____ Dataset extract

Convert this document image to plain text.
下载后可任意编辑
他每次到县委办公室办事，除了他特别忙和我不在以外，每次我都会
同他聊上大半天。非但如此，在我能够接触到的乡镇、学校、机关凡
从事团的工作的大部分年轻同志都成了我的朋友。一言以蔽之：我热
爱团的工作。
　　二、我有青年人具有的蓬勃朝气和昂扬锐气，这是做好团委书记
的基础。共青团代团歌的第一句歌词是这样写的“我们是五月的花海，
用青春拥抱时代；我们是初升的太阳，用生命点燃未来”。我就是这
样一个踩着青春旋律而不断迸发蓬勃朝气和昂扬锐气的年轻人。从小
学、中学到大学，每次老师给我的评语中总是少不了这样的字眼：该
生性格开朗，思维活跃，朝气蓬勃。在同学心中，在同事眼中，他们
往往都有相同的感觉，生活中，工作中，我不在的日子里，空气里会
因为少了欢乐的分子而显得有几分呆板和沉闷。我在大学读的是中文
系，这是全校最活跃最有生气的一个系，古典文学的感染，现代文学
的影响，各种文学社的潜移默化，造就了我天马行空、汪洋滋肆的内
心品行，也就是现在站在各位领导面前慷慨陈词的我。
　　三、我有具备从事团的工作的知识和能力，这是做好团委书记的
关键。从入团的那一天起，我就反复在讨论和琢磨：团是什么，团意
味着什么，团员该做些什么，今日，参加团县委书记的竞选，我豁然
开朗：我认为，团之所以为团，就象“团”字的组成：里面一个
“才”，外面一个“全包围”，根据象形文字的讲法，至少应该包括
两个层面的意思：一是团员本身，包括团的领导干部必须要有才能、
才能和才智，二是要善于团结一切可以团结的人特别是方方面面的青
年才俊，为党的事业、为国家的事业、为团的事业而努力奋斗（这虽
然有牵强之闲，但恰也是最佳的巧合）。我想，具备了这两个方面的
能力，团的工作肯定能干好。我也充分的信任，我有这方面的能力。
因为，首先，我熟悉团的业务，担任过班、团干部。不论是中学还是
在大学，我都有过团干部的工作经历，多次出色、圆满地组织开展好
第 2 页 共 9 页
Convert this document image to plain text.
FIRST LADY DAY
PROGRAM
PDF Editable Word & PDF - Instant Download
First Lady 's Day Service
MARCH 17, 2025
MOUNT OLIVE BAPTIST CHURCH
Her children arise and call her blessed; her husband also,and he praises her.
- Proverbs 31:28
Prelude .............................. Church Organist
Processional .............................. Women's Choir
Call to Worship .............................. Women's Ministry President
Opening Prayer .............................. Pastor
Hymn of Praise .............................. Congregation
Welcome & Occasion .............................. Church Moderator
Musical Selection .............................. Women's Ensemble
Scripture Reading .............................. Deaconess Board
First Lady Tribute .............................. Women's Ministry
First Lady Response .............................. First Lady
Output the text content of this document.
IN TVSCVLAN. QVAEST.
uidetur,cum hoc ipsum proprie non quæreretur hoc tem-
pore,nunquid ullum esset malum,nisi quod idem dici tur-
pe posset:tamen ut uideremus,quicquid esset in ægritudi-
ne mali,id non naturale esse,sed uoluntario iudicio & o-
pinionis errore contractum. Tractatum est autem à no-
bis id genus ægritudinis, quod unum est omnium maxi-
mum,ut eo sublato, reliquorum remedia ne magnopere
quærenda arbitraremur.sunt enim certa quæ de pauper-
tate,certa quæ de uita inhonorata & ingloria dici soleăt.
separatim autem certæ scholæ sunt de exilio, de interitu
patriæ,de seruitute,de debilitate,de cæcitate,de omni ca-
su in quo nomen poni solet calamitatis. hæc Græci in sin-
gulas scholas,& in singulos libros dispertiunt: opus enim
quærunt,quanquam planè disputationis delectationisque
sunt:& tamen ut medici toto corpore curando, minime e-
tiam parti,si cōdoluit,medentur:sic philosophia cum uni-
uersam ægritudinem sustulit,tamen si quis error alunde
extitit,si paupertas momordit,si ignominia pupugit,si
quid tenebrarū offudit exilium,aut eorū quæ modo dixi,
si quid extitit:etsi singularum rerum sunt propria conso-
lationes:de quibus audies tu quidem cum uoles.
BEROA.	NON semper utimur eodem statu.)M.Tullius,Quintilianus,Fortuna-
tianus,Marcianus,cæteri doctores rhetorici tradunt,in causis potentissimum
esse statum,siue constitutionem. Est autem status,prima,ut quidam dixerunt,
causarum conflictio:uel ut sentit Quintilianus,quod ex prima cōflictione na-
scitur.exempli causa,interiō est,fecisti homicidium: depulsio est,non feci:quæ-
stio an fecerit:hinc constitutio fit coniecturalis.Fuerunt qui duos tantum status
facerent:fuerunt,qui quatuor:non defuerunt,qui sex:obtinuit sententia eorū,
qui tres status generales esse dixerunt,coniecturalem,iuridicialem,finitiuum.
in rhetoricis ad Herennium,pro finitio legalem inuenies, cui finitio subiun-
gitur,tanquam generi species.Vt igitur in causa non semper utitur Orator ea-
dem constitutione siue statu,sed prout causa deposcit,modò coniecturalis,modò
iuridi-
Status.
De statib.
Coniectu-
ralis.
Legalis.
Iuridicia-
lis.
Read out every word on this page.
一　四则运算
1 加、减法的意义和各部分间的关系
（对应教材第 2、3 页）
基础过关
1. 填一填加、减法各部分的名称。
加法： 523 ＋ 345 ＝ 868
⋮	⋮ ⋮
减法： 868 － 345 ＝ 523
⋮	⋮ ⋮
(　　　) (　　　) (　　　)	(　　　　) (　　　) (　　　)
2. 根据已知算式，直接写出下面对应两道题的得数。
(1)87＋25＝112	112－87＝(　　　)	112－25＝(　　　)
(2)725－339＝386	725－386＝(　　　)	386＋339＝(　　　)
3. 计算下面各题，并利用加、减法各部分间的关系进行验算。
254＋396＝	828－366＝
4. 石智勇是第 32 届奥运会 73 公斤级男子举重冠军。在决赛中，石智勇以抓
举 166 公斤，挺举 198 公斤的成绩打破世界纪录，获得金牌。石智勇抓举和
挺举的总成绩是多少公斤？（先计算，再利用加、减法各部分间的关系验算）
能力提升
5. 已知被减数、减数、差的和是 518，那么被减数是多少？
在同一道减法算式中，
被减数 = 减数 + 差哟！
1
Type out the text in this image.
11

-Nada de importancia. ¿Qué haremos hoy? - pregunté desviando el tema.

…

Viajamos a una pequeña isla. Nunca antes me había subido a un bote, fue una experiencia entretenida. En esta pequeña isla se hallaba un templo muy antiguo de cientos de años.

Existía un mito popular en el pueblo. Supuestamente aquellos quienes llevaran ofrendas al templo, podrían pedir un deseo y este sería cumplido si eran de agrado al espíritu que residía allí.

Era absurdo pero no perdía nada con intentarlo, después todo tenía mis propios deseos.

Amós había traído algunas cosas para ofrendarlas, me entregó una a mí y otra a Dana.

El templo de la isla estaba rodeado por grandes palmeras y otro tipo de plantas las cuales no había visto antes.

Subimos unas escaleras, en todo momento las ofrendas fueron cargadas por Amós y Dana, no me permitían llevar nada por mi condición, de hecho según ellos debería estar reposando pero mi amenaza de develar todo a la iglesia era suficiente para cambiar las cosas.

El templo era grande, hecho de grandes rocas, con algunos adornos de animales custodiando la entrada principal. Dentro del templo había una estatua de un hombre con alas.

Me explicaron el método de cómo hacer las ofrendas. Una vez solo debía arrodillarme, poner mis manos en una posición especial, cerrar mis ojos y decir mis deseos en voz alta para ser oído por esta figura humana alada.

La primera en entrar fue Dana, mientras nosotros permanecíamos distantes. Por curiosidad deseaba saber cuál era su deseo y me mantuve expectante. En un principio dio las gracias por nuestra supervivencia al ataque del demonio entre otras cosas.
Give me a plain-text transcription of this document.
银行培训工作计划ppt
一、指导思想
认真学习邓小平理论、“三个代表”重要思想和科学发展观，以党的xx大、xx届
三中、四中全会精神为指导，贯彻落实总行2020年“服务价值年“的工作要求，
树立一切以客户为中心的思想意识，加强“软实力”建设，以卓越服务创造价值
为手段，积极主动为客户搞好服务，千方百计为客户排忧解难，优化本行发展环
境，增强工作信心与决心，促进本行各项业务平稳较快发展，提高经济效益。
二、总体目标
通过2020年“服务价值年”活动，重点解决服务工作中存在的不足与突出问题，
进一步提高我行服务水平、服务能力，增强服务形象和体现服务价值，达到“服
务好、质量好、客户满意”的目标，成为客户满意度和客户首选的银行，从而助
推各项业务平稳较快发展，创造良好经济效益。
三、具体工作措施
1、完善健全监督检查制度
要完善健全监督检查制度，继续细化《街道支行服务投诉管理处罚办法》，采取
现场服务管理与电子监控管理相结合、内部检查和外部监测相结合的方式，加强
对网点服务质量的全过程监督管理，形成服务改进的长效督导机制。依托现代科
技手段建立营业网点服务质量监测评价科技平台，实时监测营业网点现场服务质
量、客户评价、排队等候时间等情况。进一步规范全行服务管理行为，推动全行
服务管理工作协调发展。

________

**Given exercise:** Your answer should be a single number: how many lines of the material contain the word "服务价值年".

**Output:** 2